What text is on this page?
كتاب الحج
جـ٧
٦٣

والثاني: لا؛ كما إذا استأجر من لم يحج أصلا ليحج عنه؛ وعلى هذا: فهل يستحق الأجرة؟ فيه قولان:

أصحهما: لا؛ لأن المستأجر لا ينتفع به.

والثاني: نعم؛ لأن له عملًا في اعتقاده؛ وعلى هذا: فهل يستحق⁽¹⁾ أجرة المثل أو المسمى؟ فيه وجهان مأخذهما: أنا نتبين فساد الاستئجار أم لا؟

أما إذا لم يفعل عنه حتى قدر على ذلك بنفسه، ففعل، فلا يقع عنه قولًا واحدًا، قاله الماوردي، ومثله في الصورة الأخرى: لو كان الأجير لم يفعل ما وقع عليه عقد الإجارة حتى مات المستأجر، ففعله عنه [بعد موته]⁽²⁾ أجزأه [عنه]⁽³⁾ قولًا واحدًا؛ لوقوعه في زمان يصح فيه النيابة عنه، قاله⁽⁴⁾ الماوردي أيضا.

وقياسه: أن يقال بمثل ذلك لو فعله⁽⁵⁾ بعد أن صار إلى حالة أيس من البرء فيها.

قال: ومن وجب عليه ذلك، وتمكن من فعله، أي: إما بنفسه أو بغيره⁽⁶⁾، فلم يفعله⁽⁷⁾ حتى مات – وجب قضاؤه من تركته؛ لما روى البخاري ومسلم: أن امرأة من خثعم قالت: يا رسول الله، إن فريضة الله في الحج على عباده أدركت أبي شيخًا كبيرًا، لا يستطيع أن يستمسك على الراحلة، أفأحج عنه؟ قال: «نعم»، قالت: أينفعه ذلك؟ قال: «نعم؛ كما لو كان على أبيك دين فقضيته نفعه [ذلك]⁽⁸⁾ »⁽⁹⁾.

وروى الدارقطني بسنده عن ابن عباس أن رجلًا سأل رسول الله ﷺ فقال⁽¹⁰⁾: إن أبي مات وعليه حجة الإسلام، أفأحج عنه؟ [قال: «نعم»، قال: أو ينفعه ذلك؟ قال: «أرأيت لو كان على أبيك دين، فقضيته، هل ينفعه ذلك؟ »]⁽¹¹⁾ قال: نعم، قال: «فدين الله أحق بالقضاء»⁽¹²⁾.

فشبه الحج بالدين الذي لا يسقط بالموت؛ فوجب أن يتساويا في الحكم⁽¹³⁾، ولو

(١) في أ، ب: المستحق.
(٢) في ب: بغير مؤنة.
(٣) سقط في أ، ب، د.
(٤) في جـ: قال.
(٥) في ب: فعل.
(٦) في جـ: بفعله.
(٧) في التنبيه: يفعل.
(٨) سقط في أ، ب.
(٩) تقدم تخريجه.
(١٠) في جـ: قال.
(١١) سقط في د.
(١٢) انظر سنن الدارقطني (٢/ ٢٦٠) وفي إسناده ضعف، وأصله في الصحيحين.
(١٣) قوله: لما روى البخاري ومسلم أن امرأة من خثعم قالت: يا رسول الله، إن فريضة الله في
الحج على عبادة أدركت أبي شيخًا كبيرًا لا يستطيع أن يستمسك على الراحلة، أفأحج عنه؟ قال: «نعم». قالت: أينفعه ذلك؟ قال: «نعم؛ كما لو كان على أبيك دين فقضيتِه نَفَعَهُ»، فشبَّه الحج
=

+ + + +

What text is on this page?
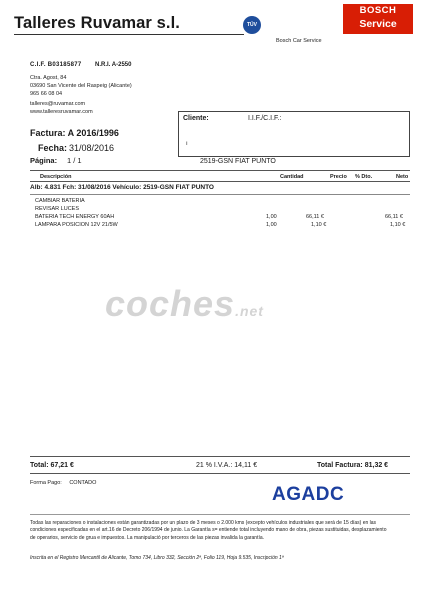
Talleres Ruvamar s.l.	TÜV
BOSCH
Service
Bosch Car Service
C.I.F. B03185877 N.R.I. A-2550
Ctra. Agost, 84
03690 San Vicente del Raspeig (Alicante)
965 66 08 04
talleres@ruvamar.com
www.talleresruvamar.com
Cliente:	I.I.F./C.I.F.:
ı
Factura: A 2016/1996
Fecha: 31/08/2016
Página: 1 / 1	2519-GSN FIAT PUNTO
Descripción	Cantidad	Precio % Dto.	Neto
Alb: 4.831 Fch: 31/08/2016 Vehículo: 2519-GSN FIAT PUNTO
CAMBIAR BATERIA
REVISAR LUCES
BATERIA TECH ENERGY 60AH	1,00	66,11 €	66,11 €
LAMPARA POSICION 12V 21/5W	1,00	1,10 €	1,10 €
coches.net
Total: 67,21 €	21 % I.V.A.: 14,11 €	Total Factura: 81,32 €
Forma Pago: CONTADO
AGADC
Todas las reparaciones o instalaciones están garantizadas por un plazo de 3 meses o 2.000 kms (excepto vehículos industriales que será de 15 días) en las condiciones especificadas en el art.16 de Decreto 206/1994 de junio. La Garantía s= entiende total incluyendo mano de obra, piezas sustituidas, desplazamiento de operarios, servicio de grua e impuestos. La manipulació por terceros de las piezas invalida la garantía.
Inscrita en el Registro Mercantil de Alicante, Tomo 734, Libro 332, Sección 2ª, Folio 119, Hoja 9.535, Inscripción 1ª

+ + + +

**What the task requires**
Sift through the entries and copy every line with "Factura".

**Full output**
Factura: A 2016/1996
Total: 67,21 €	21 % I.V.A.: 14,11 €	Total Factura: 81,32 €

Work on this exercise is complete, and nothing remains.